▸ Exercise: Pull every line that holds the word "Sanitarias" from the entries.

▸ Records supplied:
# # #

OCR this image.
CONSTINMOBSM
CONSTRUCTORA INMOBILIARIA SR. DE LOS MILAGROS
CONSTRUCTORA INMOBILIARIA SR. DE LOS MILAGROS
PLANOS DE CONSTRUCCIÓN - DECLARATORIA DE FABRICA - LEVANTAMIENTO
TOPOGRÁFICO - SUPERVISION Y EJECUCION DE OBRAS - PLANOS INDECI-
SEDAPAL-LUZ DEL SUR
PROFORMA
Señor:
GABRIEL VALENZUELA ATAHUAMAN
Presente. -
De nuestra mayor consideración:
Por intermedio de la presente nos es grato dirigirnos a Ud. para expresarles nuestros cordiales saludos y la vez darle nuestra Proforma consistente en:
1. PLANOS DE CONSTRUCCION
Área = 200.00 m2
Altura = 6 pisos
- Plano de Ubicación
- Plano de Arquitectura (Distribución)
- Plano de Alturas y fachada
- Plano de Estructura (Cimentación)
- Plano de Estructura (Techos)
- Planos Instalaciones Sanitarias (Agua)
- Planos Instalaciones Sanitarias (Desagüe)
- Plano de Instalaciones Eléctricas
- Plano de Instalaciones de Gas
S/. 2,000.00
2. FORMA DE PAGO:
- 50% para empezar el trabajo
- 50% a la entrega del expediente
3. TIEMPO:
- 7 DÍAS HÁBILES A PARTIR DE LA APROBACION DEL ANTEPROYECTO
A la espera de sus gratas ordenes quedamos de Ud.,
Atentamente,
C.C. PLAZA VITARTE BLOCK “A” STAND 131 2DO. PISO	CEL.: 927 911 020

# # #

▸ Response:
- Planos Instalaciones Sanitarias (Agua)
- Planos Instalaciones Sanitarias (Desagüe)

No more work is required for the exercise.